### SUPPLIED PASSAGE ###

# hand lined a gator trout!



## Bo Keifus (May 9, 2012)

We've had some pretty crazy weather this past week and despite the wind and cold I still wanted to fish. Last Thursday it was about 44° and blowing 20+ and I managed one 22" trout before I called it a day. I got up again Friday and headed back to my spot. It was a little warmer out and not quite as windy so I was hopeful for more action. I fished several hours without a single bite and then decided to paddle back to my car and call it a day. I toss a jig behind me to troll and I got a serious wind knot. I spend the next 5 mins or so trying to get it untangled but eventually I realize I'm just going to have to cut the line. So I cut it and go to pull in my line that's been dragging behind me and as soon as I pull on it my lure gets nailed and a big trout swims straight to the surface! I was excited to see it but thought there was no way I would actually land her. Well somehow I get her in the net! Got a couple quick pics, a measurement, and a healthy release to fight another day. She was 25". Just goes to show that you really can't move a lure too slow for a trout when it's cold out


----------



## WAReilly (Jun 2, 2014)

Nice trout! What was the measurement?


----------



## Bo Keifus (May 9, 2012)

25"


----------



## Jason (Oct 2, 2007)

Awesome work!!!


----------



## dthomas142 (Jul 18, 2011)

Nice Bo! Cool story, I haven't been able to buy a bite the last few weeks in my wintertime trout spots. Slow is an understatement! Good job tho man, no braid cuts on your fingers?? Lol


----------



## GROUPERKING (Sep 28, 2011)

###

STATED GOAL A.
Answer from the trout thread:
(i) How long was the trout caught on Thursday?
(ii) What length does Bo Keifus give in reply to WAReilly?
(iii) What does dthomas142 ask about Bo's fingers?
STATED GOAL B.
Carry the trout thread on from its last line.
The data take no part in any of this.

### LISTING ###

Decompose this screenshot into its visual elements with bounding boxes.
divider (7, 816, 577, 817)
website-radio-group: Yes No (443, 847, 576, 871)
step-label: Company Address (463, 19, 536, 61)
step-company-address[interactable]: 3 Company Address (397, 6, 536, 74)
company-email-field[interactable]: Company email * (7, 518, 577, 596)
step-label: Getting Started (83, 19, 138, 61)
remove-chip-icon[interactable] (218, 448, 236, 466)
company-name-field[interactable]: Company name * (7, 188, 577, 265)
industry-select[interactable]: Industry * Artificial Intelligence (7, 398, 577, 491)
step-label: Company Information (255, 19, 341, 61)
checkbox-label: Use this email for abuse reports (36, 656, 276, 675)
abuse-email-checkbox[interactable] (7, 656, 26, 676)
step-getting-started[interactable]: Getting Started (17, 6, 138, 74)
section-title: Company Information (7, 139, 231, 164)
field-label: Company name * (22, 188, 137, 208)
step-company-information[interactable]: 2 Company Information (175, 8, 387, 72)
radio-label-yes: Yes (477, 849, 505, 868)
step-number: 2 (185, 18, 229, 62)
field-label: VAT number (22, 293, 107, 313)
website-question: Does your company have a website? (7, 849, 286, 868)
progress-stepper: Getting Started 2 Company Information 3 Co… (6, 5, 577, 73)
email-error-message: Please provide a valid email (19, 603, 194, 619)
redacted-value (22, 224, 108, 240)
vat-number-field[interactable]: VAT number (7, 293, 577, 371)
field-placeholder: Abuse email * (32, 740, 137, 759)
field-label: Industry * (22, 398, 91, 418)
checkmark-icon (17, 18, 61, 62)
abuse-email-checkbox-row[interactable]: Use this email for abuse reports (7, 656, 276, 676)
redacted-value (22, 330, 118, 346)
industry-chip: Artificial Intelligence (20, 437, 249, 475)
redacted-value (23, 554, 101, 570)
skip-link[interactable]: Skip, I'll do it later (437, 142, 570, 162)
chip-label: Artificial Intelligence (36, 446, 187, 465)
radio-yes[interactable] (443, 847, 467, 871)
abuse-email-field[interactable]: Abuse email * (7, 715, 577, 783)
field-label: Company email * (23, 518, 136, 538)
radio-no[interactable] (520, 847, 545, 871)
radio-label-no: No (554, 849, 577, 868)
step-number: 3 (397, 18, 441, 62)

###

TASK RESULT A.
(i) 22 inches.
(ii) 25 inches.
(iii) Whether Bo got any braid cuts on them.

TASK RESULT B.
Nice trout !


----------



## panhandleslim (Jan 11, 2013)

That, my friend, is a nice trout. Doin' it the unconventional way.


----------



## Bodupp (Oct 3, 2007)

Nice trout and a good story to go with it.


----------



## hjorgan (Sep 30, 2007)

Beast trout. I fish too fast. Character flaw.


----------



## Night Wing (May 16, 2011)

That was a nice trip you had. Good looking gator trout too. :thumbsup:

Thanks for sharing the report and the photos.


----------



## navkingfisher (May 14, 2009)

Bo Keifus, are you wearing waders? what would you recommend?


----------



## Bo Keifus (May 9, 2012)

navkingfisher said:


> Bo Keifus, are you wearing waders? what would you recommend?


Yes I am. They're just a cheap pair from Academy made by Magellan. They only cost like $50 and get the job done for me. I wear thermals and jeans under them to help stay warm and an extra pair of neoprene socks. Had them for about a year now and no leaks yet!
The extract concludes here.